Return the records, each one exactly as written.
»»
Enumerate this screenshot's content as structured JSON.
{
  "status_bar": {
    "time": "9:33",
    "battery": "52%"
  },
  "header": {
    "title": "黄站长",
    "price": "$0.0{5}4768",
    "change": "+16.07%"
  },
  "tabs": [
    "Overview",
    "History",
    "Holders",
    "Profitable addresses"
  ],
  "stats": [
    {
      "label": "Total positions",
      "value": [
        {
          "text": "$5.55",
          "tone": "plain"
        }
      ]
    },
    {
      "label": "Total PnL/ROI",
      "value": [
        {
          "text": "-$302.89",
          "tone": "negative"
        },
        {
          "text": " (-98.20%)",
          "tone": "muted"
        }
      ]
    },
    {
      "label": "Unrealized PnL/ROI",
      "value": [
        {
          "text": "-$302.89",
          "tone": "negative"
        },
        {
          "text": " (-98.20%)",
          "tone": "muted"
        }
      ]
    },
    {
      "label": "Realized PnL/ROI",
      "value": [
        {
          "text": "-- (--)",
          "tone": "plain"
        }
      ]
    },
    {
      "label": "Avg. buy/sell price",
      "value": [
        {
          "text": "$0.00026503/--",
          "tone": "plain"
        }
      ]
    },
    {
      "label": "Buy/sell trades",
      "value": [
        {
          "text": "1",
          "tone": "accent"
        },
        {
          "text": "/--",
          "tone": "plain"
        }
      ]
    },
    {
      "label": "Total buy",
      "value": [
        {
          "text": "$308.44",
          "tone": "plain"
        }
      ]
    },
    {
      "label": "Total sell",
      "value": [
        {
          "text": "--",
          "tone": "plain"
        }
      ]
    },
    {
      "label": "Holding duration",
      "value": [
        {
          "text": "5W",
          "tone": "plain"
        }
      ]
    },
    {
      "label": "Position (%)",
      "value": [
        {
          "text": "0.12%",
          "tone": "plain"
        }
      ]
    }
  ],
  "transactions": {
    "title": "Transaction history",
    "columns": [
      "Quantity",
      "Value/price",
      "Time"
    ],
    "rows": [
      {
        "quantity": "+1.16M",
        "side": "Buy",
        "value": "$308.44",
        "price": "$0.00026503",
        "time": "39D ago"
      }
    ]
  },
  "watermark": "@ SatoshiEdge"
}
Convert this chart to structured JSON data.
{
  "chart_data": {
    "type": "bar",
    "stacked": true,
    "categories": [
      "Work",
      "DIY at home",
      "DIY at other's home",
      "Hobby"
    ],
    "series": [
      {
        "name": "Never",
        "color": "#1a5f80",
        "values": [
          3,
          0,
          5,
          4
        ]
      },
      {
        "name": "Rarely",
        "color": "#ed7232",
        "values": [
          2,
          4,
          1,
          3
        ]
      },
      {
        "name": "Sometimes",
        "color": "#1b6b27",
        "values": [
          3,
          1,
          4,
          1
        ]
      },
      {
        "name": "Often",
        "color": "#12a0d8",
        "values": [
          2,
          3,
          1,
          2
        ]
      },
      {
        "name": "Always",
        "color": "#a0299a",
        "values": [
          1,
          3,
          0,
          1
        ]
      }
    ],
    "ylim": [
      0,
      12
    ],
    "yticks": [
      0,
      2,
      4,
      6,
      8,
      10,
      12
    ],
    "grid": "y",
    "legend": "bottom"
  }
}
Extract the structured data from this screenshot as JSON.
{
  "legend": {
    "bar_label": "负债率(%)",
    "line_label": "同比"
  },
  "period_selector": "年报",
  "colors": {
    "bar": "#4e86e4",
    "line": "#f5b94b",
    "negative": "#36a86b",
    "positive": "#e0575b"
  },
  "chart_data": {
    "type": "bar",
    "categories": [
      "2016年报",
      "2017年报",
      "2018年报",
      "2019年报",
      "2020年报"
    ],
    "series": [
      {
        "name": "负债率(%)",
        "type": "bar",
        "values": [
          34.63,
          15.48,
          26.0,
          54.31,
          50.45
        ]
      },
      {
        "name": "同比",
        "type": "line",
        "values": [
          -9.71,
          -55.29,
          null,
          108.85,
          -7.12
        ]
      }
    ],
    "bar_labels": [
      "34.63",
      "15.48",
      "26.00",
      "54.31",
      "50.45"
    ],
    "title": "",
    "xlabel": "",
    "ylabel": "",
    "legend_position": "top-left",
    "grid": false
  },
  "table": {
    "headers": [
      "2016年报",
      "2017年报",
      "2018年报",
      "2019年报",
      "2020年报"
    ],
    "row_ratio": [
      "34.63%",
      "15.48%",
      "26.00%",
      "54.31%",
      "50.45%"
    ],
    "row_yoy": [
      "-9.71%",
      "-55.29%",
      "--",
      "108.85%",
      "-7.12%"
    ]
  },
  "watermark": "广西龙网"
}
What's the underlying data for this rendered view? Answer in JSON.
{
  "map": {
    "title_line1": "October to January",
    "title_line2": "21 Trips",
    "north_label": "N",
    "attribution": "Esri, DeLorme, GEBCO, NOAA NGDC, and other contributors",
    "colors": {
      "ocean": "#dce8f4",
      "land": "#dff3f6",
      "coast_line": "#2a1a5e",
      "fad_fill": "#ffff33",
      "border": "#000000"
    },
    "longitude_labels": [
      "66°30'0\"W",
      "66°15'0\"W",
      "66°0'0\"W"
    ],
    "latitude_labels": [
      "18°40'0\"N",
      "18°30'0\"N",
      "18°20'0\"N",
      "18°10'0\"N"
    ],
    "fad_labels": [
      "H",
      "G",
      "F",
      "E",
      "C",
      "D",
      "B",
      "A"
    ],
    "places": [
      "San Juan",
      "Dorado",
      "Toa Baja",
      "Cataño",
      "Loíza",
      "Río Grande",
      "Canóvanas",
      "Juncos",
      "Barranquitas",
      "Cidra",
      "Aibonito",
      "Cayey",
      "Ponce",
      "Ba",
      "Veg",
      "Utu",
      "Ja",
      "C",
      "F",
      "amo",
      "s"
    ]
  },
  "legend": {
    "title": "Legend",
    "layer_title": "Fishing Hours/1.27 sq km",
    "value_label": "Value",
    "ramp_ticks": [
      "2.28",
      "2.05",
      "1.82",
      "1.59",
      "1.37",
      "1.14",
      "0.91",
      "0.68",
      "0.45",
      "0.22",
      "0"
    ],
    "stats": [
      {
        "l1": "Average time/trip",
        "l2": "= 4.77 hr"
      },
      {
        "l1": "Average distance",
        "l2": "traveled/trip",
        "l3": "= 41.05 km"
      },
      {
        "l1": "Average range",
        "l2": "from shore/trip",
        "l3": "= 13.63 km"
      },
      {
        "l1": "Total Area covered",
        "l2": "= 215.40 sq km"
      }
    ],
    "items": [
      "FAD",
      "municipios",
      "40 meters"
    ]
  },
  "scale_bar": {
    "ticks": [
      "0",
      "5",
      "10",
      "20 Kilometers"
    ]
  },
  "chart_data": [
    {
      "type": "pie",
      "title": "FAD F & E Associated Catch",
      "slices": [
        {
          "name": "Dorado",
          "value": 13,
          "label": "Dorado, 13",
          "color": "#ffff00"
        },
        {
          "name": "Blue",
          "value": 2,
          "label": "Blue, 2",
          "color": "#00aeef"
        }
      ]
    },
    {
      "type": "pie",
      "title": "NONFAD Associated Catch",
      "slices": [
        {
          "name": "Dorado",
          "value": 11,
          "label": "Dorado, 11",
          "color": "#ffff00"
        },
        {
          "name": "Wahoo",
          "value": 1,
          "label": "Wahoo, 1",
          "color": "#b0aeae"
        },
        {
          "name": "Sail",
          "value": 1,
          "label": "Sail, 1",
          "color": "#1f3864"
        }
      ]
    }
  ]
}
««
* [TASK OUTPUT]
Enumerate this screenshot's content as structured JSON.
{
  "status_bar": {
    "time": "9:33",
    "battery": "52%"
  },
  "header": {
    "title": "黄站长",
    "price": "$0.0{5}4768",
    "change": "+16.07%"
  },
  "tabs": [
    "Overview",
    "History",
    "Holders",
    "Profitable addresses"
  ],
  "stats": [
    {
      "label": "Total positions",
      "value": [
        {
          "text": "$5.55",
          "tone": "plain"
        }
      ]
    },
    {
      "label": "Total PnL/ROI",
      "value": [
        {
          "text": "-$302.89",
          "tone": "negative"
        },
        {
          "text": " (-98.20%)",
          "tone": "muted"
        }
      ]
    },
    {
      "label": "Unrealized PnL/ROI",
      "value": [
        {
          "text": "-$302.89",
          "tone": "negative"
        },
        {
          "text": " (-98.20%)",
          "tone": "muted"
        }
      ]
    },
    {
      "label": "Realized PnL/ROI",
      "value": [
        {
          "text": "-- (--)",
          "tone": "plain"
        }
      ]
    },
    {
      "label": "Avg. buy/sell price",
      "value": [
        {
          "text": "$0.00026503/--",
          "tone": "plain"
        }
      ]
    },
    {
      "label": "Buy/sell trades",
      "value": [
        {
          "text": "1",
          "tone": "accent"
        },
        {
          "text": "/--",
          "tone": "plain"
        }
      ]
    },
    {
      "label": "Total buy",
      "value": [
        {
          "text": "$308.44",
          "tone": "plain"
        }
      ]
    },
    {
      "label": "Total sell",
      "value": [
        {
          "text": "--",
          "tone": "plain"
        }
      ]
    },
    {
      "label": "Holding duration",
      "value": [
        {
          "text": "5W",
          "tone": "plain"
        }
      ]
    },
    {
      "label": "Position (%)",
      "value": [
        {
          "text": "0.12%",
          "tone": "plain"
        }
      ]
    }
  ],
  "transactions": {
    "title": "Transaction history",
    "columns": [
      "Quantity",
      "Value/price",
      "Time"
    ],
    "rows": [
      {
        "quantity": "+1.16M",
        "side": "Buy",
        "value": "$308.44",
        "price": "$0.00026503",
        "time": "39D ago"
      }
    ]
  },
  "watermark": "@ SatoshiEdge"
}
Convert this chart to structured JSON data.
{
  "chart_data": {
    "type": "bar",
    "stacked": true,
    "categories": [
      "Work",
      "DIY at home",
      "DIY at other's home",
      "Hobby"
    ],
    "series": [
      {
        "name": "Never",
        "color": "#1a5f80",
        "values": [
          3,
          0,
          5,
          4
        ]
      },
      {
        "name": "Rarely",
        "color": "#ed7232",
        "values": [
          2,
          4,
          1,
          3
        ]
      },
      {
        "name": "Sometimes",
        "color": "#1b6b27",
        "values": [
          3,
          1,
          4,
          1
        ]
      },
      {
        "name": "Often",
        "color": "#12a0d8",
        "values": [
          2,
          3,
          1,
          2
        ]
      },
      {
        "name": "Always",
        "color": "#a0299a",
        "values": [
          1,
          3,
          0,
          1
        ]
      }
    ],
    "ylim": [
      0,
      12
    ],
    "yticks": [
      0,
      2,
      4,
      6,
      8,
      10,
      12
    ],
    "grid": "y",
    "legend": "bottom"
  }
}
Extract the structured data from this screenshot as JSON.
{
  "legend": {
    "bar_label": "负债率(%)",
    "line_label": "同比"
  },
  "period_selector": "年报",
  "colors": {
    "bar": "#4e86e4",
    "line": "#f5b94b",
    "negative": "#36a86b",
    "positive": "#e0575b"
  },
  "chart_data": {
    "type": "bar",
    "categories": [
      "2016年报",
      "2017年报",
      "2018年报",
      "2019年报",
      "2020年报"
    ],
    "series": [
      {
        "name": "负债率(%)",
        "type": "bar",
        "values": [
          34.63,
          15.48,
          26.0,
          54.31,
          50.45
        ]
      },
      {
        "name": "同比",
        "type": "line",
        "values": [
          -9.71,
          -55.29,
          null,
          108.85,
          -7.12
        ]
      }
    ],
    "bar_labels": [
      "34.63",
      "15.48",
      "26.00",
      "54.31",
      "50.45"
    ],
    "title": "",
    "xlabel": "",
    "ylabel": "",
    "legend_position": "top-left",
    "grid": false
  },
  "table": {
    "headers": [
      "2016年报",
      "2017年报",
      "2018年报",
      "2019年报",
      "2020年报"
    ],
    "row_ratio": [
      "34.63%",
      "15.48%",
      "26.00%",
      "54.31%",
      "50.45%"
    ],
    "row_yoy": [
      "-9.71%",
      "-55.29%",
      "--",
      "108.85%",
      "-7.12%"
    ]
  },
  "watermark": "广西龙网"
}
What's the underlying data for this rendered view? Answer in JSON.
{
  "map": {
    "title_line1": "October to January",
    "title_line2": "21 Trips",
    "north_label": "N",
    "attribution": "Esri, DeLorme, GEBCO, NOAA NGDC, and other contributors",
    "colors": {
      "ocean": "#dce8f4",
      "land": "#dff3f6",
      "coast_line": "#2a1a5e",
      "fad_fill": "#ffff33",
      "border": "#000000"
    },
    "longitude_labels": [
      "66°30'0\"W",
      "66°15'0\"W",
      "66°0'0\"W"
    ],
    "latitude_labels": [
      "18°40'0\"N",
      "18°30'0\"N",
      "18°20'0\"N",
      "18°10'0\"N"
    ],
    "fad_labels": [
      "H",
      "G",
      "F",
      "E",
      "C",
      "D",
      "B",
      "A"
    ],
    "places": [
      "San Juan",
      "Dorado",
      "Toa Baja",
      "Cataño",
      "Loíza",
      "Río Grande",
      "Canóvanas",
      "Juncos",
      "Barranquitas",
      "Cidra",
      "Aibonito",
      "Cayey",
      "Ponce",
      "Ba",
      "Veg",
      "Utu",
      "Ja",
      "C",
      "F",
      "amo",
      "s"
    ]
  },
  "legend": {
    "title": "Legend",
    "layer_title": "Fishing Hours/1.27 sq km",
    "value_label": "Value",
    "ramp_ticks": [
      "2.28",
      "2.05",
      "1.82",
      "1.59",
      "1.37",
      "1.14",
      "0.91",
      "0.68",
      "0.45",
      "0.22",
      "0"
    ],
    "stats": [
      {
        "l1": "Average time/trip",
        "l2": "= 4.77 hr"
      },
      {
        "l1": "Average distance",
        "l2": "traveled/trip",
        "l3": "= 41.05 km"
      },
      {
        "l1": "Average range",
        "l2": "from shore/trip",
        "l3": "= 13.63 km"
      },
      {
        "l1": "Total Area covered",
        "l2": "= 215.40 sq km"
      }
    ],
    "items": [
      "FAD",
      "municipios",
      "40 meters"
    ]
  },
  "scale_bar": {
    "ticks": [
      "0",
      "5",
      "10",
      "20 Kilometers"
    ]
  },
  "chart_data": [
    {
      "type": "pie",
      "title": "FAD F & E Associated Catch",
      "slices": [
        {
          "name": "Dorado",
          "value": 13,
          "label": "Dorado, 13",
          "color": "#ffff00"
        },
        {
          "name": "Blue",
          "value": 2,
          "label": "Blue, 2",
          "color": "#00aeef"
        }
      ]
    },
    {
      "type": "pie",
      "title": "NONFAD Associated Catch",
      "slices": [
        {
          "name": "Dorado",
          "value": 11,
          "label": "Dorado, 11",
          "color": "#ffff00"
        },
        {
          "name": "Wahoo",
          "value": 1,
          "label": "Wahoo, 1",
          "color": "#b0aeae"
        },
        {
          "name": "Sail",
          "value": 1,
          "label": "Sail, 1",
          "color": "#1f3864"
        }
      ]
    }
  ]
}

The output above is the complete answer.